§ STATED EXERCISE
Spot each line that carries the word "eseguiti"; copy those lines.

Entries with figure data:

======

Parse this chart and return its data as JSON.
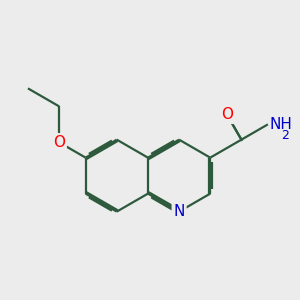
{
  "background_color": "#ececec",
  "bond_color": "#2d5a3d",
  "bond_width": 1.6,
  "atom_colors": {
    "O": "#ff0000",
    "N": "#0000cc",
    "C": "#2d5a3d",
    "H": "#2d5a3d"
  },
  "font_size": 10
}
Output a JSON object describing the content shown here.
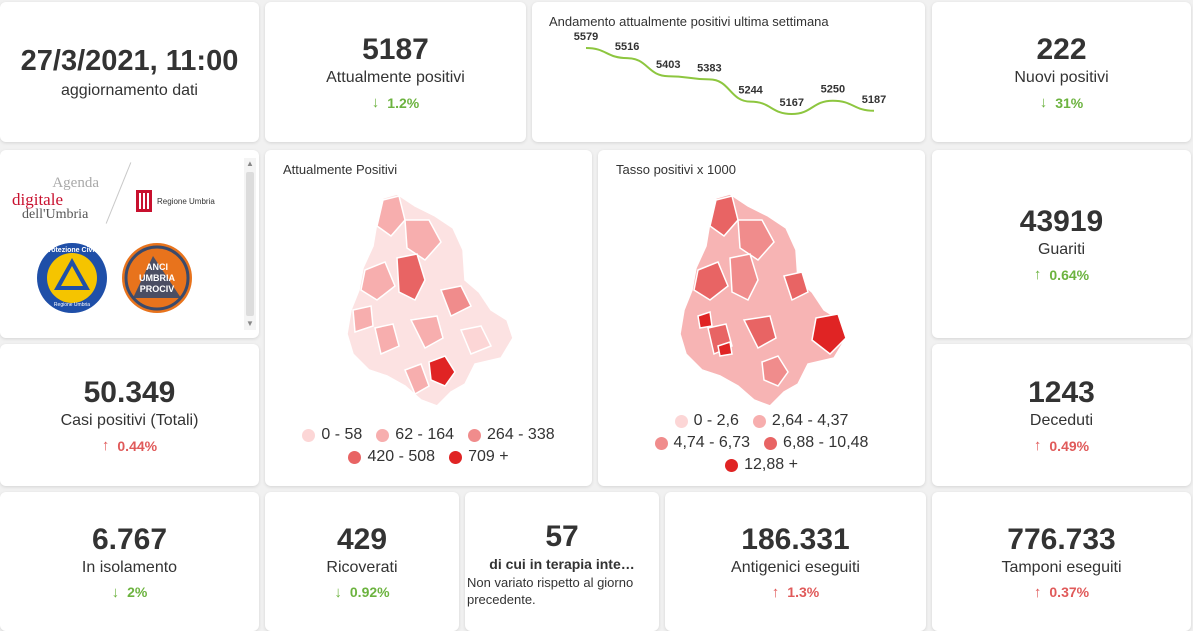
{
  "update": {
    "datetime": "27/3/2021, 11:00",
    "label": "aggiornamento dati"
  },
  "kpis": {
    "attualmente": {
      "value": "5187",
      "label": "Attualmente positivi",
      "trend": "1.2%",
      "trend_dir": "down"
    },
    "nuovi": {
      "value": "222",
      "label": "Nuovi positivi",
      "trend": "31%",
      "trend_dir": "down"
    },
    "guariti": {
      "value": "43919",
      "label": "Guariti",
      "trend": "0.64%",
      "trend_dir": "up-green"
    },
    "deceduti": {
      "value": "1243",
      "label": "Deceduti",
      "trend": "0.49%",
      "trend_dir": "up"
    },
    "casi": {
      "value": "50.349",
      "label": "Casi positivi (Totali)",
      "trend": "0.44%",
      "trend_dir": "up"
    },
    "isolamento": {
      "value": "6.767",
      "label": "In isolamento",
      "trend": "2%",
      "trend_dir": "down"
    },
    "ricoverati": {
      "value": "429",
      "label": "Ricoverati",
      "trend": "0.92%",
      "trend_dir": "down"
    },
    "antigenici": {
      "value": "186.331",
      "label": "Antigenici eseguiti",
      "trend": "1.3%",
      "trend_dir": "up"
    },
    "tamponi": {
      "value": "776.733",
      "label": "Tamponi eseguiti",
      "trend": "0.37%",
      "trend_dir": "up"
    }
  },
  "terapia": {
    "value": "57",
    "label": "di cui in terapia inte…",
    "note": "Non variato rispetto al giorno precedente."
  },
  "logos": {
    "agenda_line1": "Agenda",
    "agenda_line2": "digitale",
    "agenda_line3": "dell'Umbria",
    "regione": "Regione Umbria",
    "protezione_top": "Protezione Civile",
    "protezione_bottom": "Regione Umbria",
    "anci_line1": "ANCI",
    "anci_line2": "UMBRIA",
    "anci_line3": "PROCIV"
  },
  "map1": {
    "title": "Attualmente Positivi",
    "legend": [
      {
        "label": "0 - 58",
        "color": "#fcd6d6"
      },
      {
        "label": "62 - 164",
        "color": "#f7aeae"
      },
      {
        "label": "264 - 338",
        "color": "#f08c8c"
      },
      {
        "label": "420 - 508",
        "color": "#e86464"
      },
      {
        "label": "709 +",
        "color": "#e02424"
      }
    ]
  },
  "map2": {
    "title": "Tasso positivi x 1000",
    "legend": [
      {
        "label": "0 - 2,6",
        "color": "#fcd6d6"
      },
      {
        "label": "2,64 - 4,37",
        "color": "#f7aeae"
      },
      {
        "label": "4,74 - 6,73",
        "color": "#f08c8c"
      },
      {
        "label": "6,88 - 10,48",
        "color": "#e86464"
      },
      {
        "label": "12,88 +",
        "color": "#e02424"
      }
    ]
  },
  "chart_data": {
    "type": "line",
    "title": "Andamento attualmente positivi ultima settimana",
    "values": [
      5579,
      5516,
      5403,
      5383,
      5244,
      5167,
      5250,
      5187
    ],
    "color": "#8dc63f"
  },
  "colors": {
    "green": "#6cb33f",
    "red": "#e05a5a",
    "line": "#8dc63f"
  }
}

======

§ THE OUTPUT
      "label": "Antigenici eseguiti",
      "label": "Tamponi eseguiti",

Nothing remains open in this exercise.